■ Exercise task a:
Rewrite the listing from its first line through the line that contains "nav-tab-updates[interactable]: 更新 —", changing "avatar" to "profile-picture" and leaving everything else the same. Give back only those lines.

■ Source excerpt:

Are you talking about the guy making the hot tag or the guy coming in and cleaning house?

 

As a side note, I honestly don't care for threads like this too much because I don't understand if we're all supposed to be taking guesses at the "right" answer, since only one person can be the best, right? Are we trying to build a consensus?

 

Is there any way we could reframe it as "Great hot tag wrestlers" where we make the case for lots of people?

  • Author
comment_5609294

1. I'm talking about the guy taking the tag and clearing house.

 

2. I think Loss makes a good point and this was just laziness on my part. I'd much prefer a conversation around "who are the greatest 'hot tag' wrestlers? or "Who'd be in the conversation for 'best hot tag'?" than striving for some definitive answer.

 

I partly made this thread because I wasn't actually sure who'd be in that conversation and wanted to draw up a shortlist of 8-10 people. So, Loss, feel free to change the thread title :)

comment_5609345

Recently, I'd say Daniel Bryan was about as good a "hot tag" guy as anyone from the glory days of southern tags. He was so good at it, I think it was one of the most important ingrediants into his ascension to the top of the card.

 

Whether its at Dustin Rhodes in the early 90s or Goldust today, he definitely knows what makes a tag "hot."

 

I'd also submit Shane Douglas into the conversation based on what I've seen of his tag work with Steamboat in WCW.

 

Finally, I'd say Jim Neidhart too.

 

I definitely haven't seen enough to say who the best is/was, but I'm curious who else people would think make a list of top 20.

comment_5609353

As much as I don't care for the guy overall, Satoshi Kojima seems like a really good hot tag. His moveset is good for it, his personality and fire fit well.

 

Kobashi was practically made for taking hot tags, as little as I care for how he does things a lot of the time.

 

I really liked Rey taking hot tags even back in his WCW days.

 

Based on the limited AWA viewings I've done, Jim Brunzell seemed like a contender here.

 

I guess since I mentioned Kobashi, I may as well say Misawa. When he came in with the elbows swinging off of his partner getting beat down, he was pretty unstoppable.

 

KENTA seems like he fits the bill.

 

As much as DDP played the FIP, he could bring the fired up babyface comeback pretty good when he wanted to.

 

This is something I never saw, but I always thought Waltman would have made a great hot tag if he was ever not the FIP or a heel. He had the right offense for it and could do "fired up" pretty well.

comment_5609366

Misawa was a phenomenal hot tag -- the way he'd come in as the ace and set everything right for Kobashi or Akiyama.

■ The data:

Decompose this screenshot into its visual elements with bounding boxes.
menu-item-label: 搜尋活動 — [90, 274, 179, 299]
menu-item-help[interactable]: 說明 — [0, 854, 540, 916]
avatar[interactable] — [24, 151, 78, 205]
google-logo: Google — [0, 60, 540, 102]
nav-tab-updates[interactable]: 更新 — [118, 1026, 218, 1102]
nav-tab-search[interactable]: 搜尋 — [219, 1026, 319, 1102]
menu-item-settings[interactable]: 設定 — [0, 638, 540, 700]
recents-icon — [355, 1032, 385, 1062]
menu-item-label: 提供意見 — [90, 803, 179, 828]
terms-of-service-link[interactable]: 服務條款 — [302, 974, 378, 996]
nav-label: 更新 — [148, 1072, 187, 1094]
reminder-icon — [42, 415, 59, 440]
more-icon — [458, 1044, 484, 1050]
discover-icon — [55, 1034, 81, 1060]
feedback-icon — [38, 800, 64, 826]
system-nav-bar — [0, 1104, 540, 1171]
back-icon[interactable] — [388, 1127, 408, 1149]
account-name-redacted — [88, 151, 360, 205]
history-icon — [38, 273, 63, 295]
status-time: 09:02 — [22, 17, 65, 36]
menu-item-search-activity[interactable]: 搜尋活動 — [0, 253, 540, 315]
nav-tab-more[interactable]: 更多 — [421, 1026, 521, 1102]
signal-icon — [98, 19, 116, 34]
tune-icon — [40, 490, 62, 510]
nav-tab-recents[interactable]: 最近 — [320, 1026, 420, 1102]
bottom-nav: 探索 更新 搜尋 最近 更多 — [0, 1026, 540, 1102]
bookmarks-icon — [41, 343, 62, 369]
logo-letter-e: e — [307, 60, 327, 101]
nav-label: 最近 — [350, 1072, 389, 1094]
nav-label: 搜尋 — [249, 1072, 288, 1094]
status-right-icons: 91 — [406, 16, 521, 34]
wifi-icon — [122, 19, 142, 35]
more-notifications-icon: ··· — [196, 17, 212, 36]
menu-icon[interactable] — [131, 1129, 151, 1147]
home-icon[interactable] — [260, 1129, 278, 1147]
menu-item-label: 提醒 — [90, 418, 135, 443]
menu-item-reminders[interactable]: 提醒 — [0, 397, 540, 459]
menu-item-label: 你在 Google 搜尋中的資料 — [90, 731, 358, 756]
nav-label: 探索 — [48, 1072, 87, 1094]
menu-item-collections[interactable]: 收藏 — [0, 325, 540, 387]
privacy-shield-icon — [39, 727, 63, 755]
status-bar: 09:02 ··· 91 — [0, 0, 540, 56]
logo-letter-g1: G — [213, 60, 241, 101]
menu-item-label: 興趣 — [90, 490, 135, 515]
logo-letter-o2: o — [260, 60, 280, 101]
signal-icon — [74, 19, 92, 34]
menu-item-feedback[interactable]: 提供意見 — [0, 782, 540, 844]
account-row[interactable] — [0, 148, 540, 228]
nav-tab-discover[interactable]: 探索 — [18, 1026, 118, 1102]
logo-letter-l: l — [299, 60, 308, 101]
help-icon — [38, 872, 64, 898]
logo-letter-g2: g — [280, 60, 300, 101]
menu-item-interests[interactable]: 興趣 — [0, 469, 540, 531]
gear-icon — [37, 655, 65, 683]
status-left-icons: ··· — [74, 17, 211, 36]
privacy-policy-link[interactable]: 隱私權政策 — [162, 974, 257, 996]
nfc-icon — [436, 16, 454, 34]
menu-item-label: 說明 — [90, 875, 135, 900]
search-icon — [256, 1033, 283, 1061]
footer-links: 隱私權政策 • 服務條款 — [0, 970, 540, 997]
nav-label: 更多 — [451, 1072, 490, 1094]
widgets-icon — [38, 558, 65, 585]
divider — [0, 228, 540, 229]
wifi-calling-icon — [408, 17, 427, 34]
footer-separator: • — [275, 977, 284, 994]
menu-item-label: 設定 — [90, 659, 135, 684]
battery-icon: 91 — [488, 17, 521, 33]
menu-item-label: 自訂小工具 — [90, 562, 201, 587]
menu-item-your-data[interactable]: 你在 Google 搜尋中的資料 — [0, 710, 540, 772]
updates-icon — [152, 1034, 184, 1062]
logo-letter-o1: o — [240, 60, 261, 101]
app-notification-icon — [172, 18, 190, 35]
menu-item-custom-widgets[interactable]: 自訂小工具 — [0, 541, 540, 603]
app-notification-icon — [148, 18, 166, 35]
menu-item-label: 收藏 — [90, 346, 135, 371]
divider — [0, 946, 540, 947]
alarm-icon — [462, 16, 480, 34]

■ Exercise task b:
In the forum thread about hot tag wrestlers, list every wrestler named in the post that begins "As much as I don't care for the guy overall".

■ Correct result a:
Decompose this screenshot into its visual elements with bounding boxes.
menu-item-label: 搜尋活動 — [90, 274, 179, 299]
menu-item-help[interactable]: 說明 — [0, 854, 540, 916]
profile-picture[interactable] — [24, 151, 78, 205]
google-logo: Google — [0, 60, 540, 102]
nav-tab-updates[interactable]: 更新 — [118, 1026, 218, 1102]

■ Correct result b:
- Satoshi Kojima
- Kobashi
- Rey
- Jim Brunzell
- Misawa
- KENTA
- DDP
- Waltman